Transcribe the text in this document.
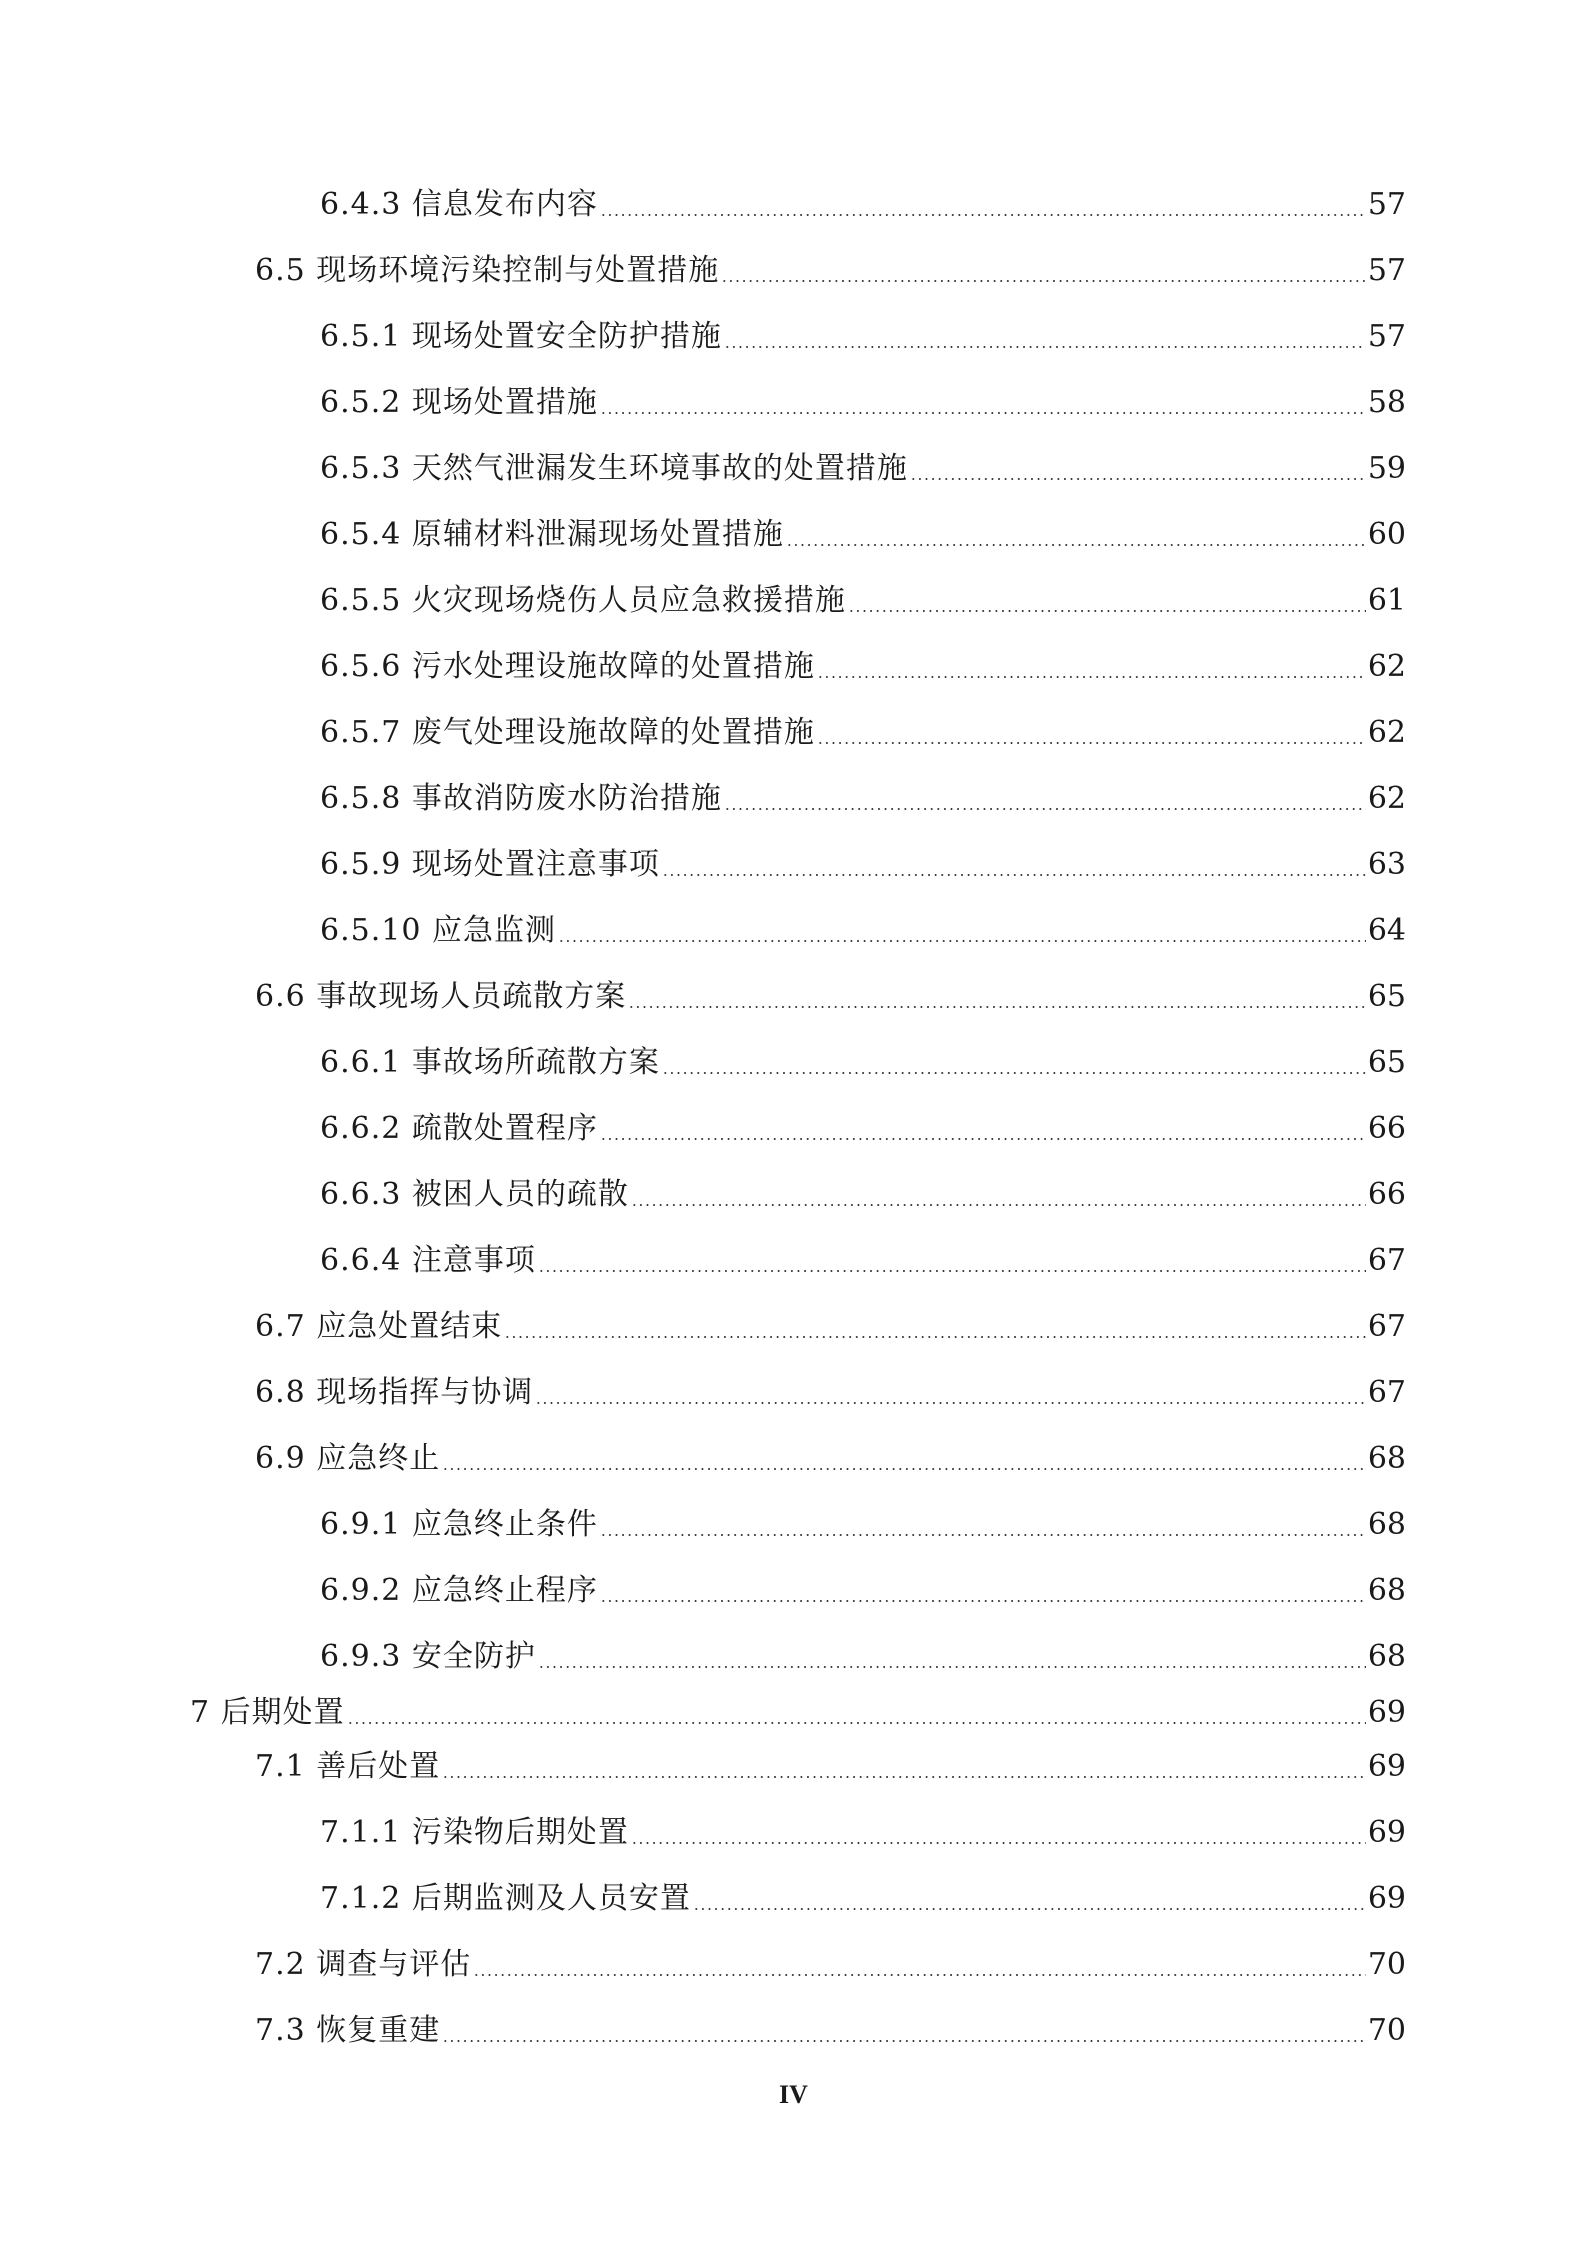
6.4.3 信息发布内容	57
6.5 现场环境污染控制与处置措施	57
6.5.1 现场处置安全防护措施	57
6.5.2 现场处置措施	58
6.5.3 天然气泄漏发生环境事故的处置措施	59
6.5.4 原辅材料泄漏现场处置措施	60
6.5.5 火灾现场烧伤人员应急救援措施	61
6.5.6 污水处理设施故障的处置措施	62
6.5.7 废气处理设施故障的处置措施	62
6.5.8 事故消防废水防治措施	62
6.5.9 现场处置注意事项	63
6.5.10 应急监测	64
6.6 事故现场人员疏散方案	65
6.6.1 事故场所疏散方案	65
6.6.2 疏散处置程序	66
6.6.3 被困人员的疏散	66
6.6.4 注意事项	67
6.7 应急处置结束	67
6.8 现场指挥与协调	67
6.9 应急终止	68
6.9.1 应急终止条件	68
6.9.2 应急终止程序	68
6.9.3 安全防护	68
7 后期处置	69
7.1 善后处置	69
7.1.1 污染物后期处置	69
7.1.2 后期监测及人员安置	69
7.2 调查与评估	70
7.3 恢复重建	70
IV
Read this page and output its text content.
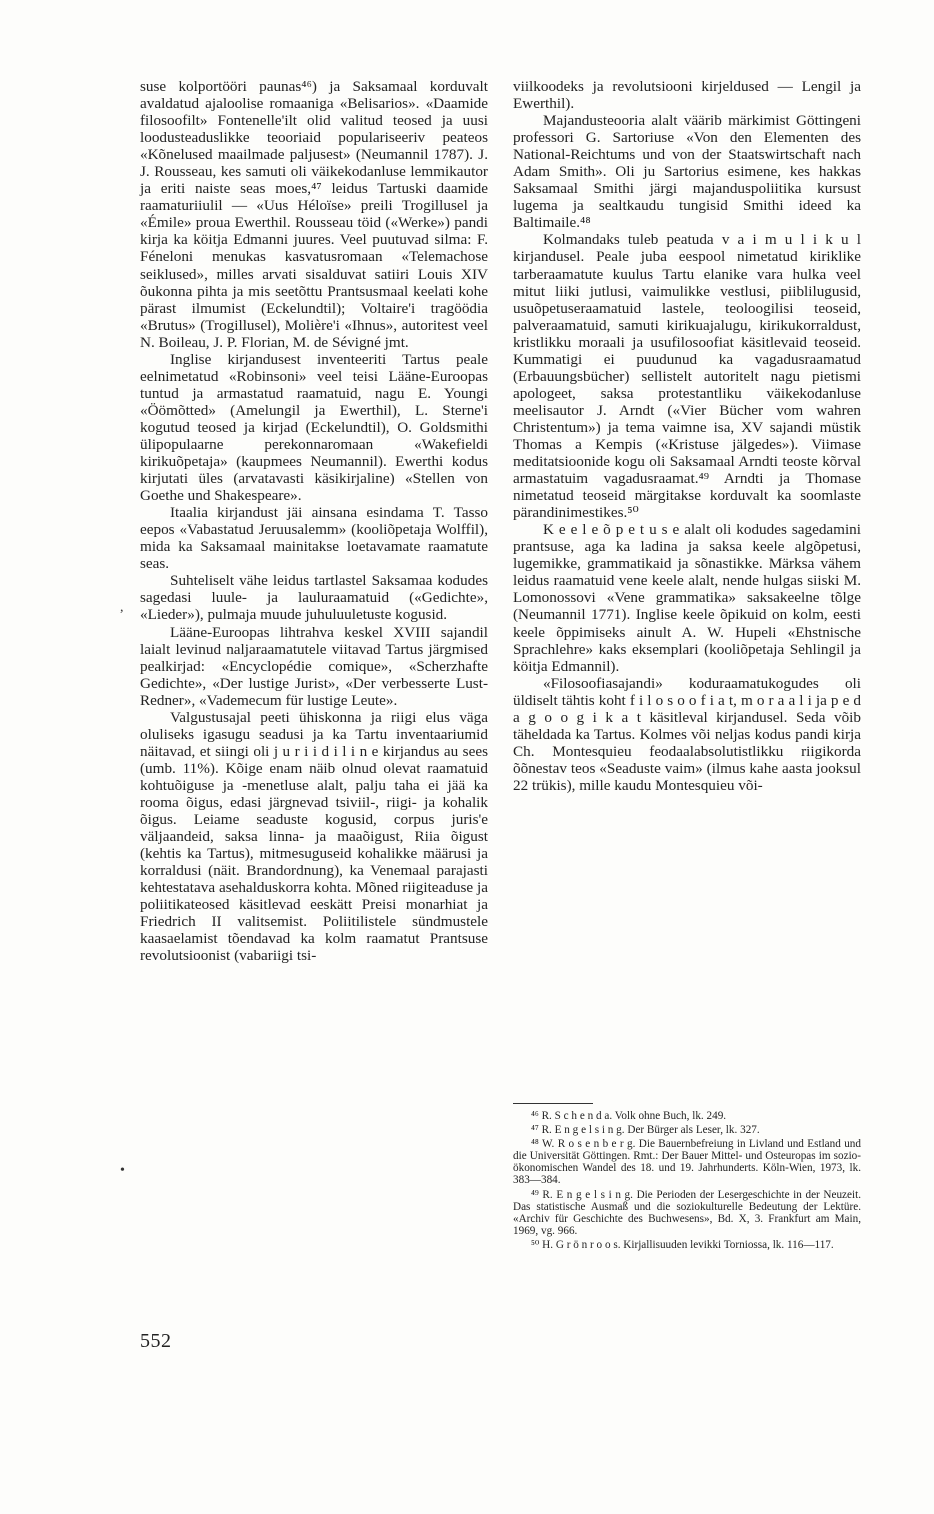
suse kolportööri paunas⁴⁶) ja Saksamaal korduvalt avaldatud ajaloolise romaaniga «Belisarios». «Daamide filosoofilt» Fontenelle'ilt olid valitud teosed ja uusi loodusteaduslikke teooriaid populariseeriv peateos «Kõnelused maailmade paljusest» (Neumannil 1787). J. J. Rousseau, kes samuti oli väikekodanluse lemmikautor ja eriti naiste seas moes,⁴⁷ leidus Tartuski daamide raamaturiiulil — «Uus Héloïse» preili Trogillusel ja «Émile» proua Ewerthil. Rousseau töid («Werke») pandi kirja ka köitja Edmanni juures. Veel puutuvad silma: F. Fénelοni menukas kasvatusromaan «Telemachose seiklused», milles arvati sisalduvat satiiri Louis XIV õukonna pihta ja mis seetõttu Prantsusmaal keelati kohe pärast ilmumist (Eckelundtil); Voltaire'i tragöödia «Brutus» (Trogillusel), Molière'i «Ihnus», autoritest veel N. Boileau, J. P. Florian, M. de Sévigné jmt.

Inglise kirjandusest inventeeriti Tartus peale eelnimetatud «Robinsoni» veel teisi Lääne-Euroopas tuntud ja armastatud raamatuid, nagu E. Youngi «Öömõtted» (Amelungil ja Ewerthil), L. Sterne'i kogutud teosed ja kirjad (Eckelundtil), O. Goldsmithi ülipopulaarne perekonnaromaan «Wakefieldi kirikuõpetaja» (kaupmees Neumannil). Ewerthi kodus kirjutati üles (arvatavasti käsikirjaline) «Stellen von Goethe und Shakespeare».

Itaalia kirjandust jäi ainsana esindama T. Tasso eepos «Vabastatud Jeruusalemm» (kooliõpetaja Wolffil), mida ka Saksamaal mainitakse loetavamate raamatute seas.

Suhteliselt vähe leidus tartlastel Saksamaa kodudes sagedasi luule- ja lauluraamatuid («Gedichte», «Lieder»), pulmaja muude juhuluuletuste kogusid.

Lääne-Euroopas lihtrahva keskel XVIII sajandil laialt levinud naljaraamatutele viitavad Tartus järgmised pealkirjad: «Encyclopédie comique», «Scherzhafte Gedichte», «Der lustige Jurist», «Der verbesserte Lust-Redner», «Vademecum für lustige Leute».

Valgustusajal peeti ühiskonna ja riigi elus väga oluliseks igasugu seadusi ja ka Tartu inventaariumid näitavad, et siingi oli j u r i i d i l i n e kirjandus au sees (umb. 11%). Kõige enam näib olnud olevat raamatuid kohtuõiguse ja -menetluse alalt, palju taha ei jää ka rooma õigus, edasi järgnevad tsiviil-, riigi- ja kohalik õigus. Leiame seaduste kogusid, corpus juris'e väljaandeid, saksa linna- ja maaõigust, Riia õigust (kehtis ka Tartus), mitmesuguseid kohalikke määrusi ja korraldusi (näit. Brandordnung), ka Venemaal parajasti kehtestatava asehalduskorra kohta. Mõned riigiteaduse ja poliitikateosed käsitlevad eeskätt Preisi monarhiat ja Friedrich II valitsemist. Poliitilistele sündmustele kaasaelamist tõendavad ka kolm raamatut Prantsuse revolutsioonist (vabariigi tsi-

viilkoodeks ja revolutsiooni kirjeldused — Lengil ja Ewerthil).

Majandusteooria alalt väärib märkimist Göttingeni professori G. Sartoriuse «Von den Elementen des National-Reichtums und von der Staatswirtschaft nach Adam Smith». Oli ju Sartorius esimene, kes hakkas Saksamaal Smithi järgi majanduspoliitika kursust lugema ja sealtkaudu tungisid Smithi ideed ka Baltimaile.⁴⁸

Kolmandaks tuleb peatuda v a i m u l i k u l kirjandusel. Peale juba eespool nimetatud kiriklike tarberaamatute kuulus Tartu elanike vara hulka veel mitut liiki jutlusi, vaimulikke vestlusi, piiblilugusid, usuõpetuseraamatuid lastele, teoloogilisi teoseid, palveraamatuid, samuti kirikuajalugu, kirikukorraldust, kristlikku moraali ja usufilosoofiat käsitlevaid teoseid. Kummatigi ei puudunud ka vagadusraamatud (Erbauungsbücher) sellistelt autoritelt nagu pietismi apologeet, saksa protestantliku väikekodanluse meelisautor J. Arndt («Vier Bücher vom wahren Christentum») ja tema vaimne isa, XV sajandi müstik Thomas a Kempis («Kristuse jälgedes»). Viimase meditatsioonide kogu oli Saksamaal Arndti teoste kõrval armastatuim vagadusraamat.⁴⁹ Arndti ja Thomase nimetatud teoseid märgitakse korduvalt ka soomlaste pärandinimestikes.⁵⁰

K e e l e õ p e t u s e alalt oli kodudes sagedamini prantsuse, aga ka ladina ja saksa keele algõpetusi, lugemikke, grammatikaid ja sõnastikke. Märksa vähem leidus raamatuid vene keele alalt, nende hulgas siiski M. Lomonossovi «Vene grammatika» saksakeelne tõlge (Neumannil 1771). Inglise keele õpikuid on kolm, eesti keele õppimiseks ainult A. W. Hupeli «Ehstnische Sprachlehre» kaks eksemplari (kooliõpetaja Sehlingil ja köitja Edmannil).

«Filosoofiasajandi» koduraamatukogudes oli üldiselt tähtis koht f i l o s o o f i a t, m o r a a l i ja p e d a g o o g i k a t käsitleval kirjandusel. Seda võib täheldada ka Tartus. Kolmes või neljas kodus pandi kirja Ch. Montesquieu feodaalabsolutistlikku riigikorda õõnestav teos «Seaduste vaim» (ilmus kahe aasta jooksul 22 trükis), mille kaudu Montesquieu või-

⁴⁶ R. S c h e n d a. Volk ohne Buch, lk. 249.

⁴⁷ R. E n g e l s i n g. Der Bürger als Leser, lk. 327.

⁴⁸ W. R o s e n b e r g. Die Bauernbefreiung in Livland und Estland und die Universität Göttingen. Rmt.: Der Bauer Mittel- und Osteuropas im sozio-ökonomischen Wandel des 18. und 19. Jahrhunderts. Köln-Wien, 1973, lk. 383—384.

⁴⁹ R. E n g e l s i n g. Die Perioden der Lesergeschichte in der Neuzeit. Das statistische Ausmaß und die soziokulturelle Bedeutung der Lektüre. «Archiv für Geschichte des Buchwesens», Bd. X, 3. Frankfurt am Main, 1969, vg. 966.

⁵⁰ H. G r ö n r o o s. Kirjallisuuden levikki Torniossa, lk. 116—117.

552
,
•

+ + + + +

• WHAT YOU ARE ASKED TO DO: Every line in the data above that contains "this" needs to be copied.

• EXERCISE RESULT:
Transcribe the text in this document.
Read this page and output its text content.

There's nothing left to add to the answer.